_Task to carry out_
Transcribe the material in full. Nothing should differ except that the pictures are left out.

_Dataset extract_
■ ■ ■ ■ ■

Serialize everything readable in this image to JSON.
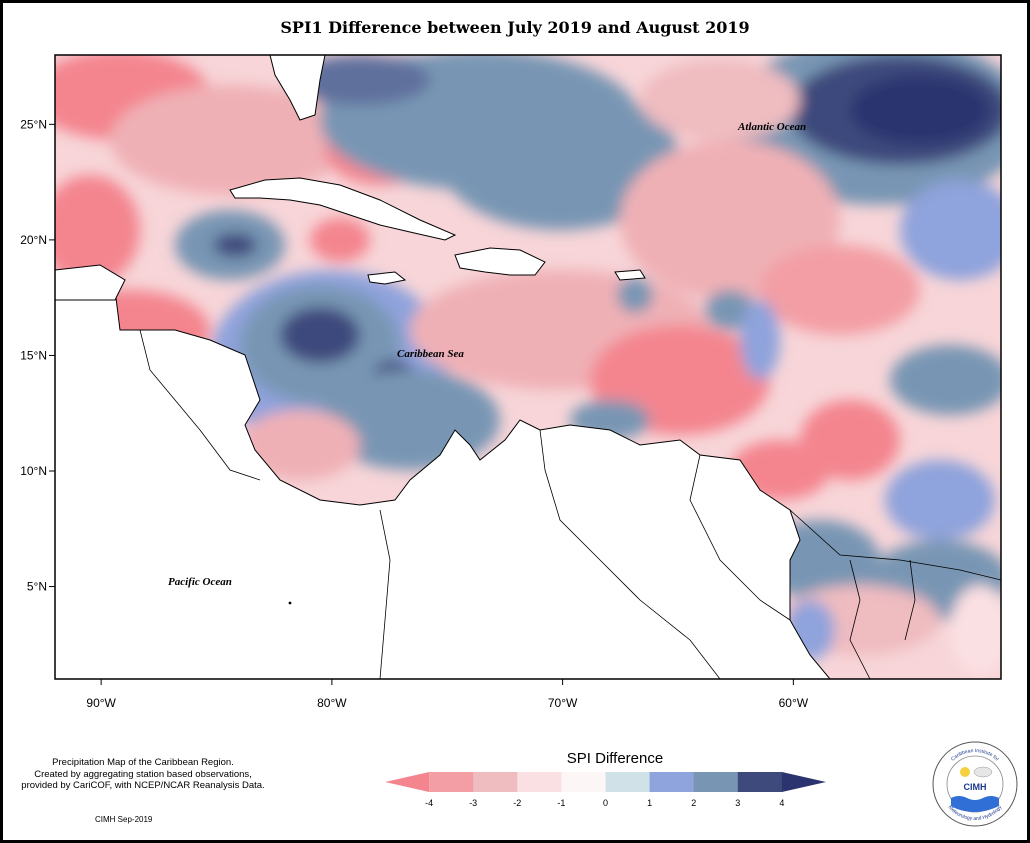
{
  "title": "SPI1 Difference between July 2019 and August 2019",
  "map": {
    "lon_range": [
      -92,
      -51
    ],
    "lat_range": [
      1,
      28
    ],
    "x_ticks": [
      {
        "lon": -90,
        "label": "90°W"
      },
      {
        "lon": -80,
        "label": "80°W"
      },
      {
        "lon": -70,
        "label": "70°W"
      },
      {
        "lon": -60,
        "label": "60°W"
      }
    ],
    "y_ticks": [
      {
        "lat": 25,
        "label": "25°N"
      },
      {
        "lat": 20,
        "label": "20°N"
      },
      {
        "lat": 15,
        "label": "15°N"
      },
      {
        "lat": 10,
        "label": "10°N"
      },
      {
        "lat": 5,
        "label": "5°N"
      }
    ],
    "labels": {
      "atlantic": "Atlantic Ocean",
      "caribbean": "Caribbean Sea",
      "pacific": "Pacific Ocean"
    }
  },
  "legend": {
    "title": "SPI Difference",
    "ticks": [
      "-4",
      "-3",
      "-2",
      "-1",
      "0",
      "1",
      "2",
      "3",
      "4"
    ],
    "colors": [
      "#f4858f",
      "#f39ea4",
      "#efbcc0",
      "#fbe0e3",
      "#fdf6f6",
      "#d0e2e8",
      "#8fa3dc",
      "#7896b4",
      "#3e4a7c",
      "#2c3470"
    ]
  },
  "caption": {
    "line1": "Precipitation Map of the Caribbean Region.",
    "line2": "Created by aggregating station based observations,",
    "line3": "provided by CariCOF, with NCEP/NCAR Reanalysis Data."
  },
  "credit": "CIMH Sep-2019",
  "logo": {
    "top_text": "Caribbean Institute for",
    "bottom_text": "Meteorology and Hydrology",
    "center_text": "CIMH"
  }
}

■ ■ ■ ■ ■

_Output for this exercise_
Serialize everything readable in this image to JSON.
{
  "title": "SPI1 Difference between July 2019 and August 2019",
  "map": {
    "lon_range": [
      -92,
      -51
    ],
    "lat_range": [
      1,
      28
    ],
    "x_ticks": [
      {
        "lon": -90,
        "label": "90°W"
      },
      {
        "lon": -80,
        "label": "80°W"
      },
      {
        "lon": -70,
        "label": "70°W"
      },
      {
        "lon": -60,
        "label": "60°W"
      }
    ],
    "y_ticks": [
      {
        "lat": 25,
        "label": "25°N"
      },
      {
        "lat": 20,
        "label": "20°N"
      },
      {
        "lat": 15,
        "label": "15°N"
      },
      {
        "lat": 10,
        "label": "10°N"
      },
      {
        "lat": 5,
        "label": "5°N"
      }
    ],
    "labels": {
      "atlantic": "Atlantic Ocean",
      "caribbean": "Caribbean Sea",
      "pacific": "Pacific Ocean"
    }
  },
  "legend": {
    "title": "SPI Difference",
    "ticks": [
      "-4",
      "-3",
      "-2",
      "-1",
      "0",
      "1",
      "2",
      "3",
      "4"
    ],
    "colors": [
      "#f4858f",
      "#f39ea4",
      "#efbcc0",
      "#fbe0e3",
      "#fdf6f6",
      "#d0e2e8",
      "#8fa3dc",
      "#7896b4",
      "#3e4a7c",
      "#2c3470"
    ]
  },
  "caption": {
    "line1": "Precipitation Map of the Caribbean Region.",
    "line2": "Created by aggregating station based observations,",
    "line3": "provided by CariCOF, with NCEP/NCAR Reanalysis Data."
  },
  "credit": "CIMH Sep-2019",
  "logo": {
    "top_text": "Caribbean Institute for",
    "bottom_text": "Meteorology and Hydrology",
    "center_text": "CIMH"
  }
}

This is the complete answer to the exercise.